• **Exercise prompt**:
Reproduce all the entries exactly.

• **Provided records**:

━━━━━━━━━━━━━━━━

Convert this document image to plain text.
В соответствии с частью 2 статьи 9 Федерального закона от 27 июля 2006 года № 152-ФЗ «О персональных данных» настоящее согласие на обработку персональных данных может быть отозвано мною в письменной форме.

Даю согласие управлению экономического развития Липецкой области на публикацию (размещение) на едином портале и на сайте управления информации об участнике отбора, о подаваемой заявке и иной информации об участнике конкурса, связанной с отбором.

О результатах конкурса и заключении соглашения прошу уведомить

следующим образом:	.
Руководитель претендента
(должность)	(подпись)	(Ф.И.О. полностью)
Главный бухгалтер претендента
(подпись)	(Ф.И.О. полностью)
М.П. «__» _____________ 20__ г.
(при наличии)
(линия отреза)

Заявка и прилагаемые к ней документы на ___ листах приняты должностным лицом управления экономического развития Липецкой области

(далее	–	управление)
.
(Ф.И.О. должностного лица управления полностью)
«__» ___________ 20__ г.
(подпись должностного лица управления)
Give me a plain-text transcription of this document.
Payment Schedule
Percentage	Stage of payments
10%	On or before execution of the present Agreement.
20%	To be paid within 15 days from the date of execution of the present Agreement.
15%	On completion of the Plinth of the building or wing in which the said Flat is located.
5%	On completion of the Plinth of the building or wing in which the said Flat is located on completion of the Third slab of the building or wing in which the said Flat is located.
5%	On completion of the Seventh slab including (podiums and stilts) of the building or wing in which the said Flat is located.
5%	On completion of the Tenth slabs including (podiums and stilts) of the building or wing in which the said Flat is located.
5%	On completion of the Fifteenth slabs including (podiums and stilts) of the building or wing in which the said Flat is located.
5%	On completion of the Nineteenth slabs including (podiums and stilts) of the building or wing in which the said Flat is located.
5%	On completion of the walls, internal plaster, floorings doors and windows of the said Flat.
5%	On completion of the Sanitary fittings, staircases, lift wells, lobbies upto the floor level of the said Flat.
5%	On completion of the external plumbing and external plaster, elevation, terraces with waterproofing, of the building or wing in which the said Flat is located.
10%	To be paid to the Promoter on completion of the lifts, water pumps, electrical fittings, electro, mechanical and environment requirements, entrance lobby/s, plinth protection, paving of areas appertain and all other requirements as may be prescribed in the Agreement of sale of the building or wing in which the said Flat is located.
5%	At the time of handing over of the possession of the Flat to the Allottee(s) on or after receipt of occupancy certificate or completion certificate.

━━━━━━━━━━━━━━━━

• **Reply**:
Convert this document image to plain text.
В соответствии с частью 2 статьи 9 Федерального закона от 27 июля 2006 года № 152-ФЗ «О персональных данных» настоящее согласие на обработку персональных данных может быть отозвано мною в письменной форме.

Даю согласие управлению экономического развития Липецкой области на публикацию (размещение) на едином портале и на сайте управления информации об участнике отбора, о подаваемой заявке и иной информации об участнике конкурса, связанной с отбором.

О результатах конкурса и заключении соглашения прошу уведомить

следующим образом:	.
Руководитель претендента
(должность)	(подпись)	(Ф.И.О. полностью)
Главный бухгалтер претендента
(подпись)	(Ф.И.О. полностью)
М.П. «__» _____________ 20__ г.
(при наличии)
(линия отреза)

Заявка и прилагаемые к ней документы на ___ листах приняты должностным лицом управления экономического развития Липецкой области

(далее	–	управление)
.
(Ф.И.О. должностного лица управления полностью)
«__» ___________ 20__ г.
(подпись должностного лица управления)
Give me a plain-text transcription of this document.
Payment Schedule
Percentage	Stage of payments
10%	On or before execution of the present Agreement.
20%	To be paid within 15 days from the date of execution of the present Agreement.
15%	On completion of the Plinth of the building or wing in which the said Flat is located.
5%	On completion of the Plinth of the building or wing in which the said Flat is located on completion of the Third slab of the building or wing in which the said Flat is located.
5%	On completion of the Seventh slab including (podiums and stilts) of the building or wing in which the said Flat is located.
5%	On completion of the Tenth slabs including (podiums and stilts) of the building or wing in which the said Flat is located.
5%	On completion of the Fifteenth slabs including (podiums and stilts) of the building or wing in which the said Flat is located.
5%	On completion of the Nineteenth slabs including (podiums and stilts) of the building or wing in which the said Flat is located.
5%	On completion of the walls, internal plaster, floorings doors and windows of the said Flat.
5%	On completion of the Sanitary fittings, staircases, lift wells, lobbies upto the floor level of the said Flat.
5%	On completion of the external plumbing and external plaster, elevation, terraces with waterproofing, of the building or wing in which the said Flat is located.
10%	To be paid to the Promoter on completion of the lifts, water pumps, electrical fittings, electro, mechanical and environment requirements, entrance lobby/s, plinth protection, paving of areas appertain and all other requirements as may be prescribed in the Agreement of sale of the building or wing in which the said Flat is located.
5%	At the time of handing over of the possession of the Flat to the Allottee(s) on or after receipt of occupancy certificate or completion certificate.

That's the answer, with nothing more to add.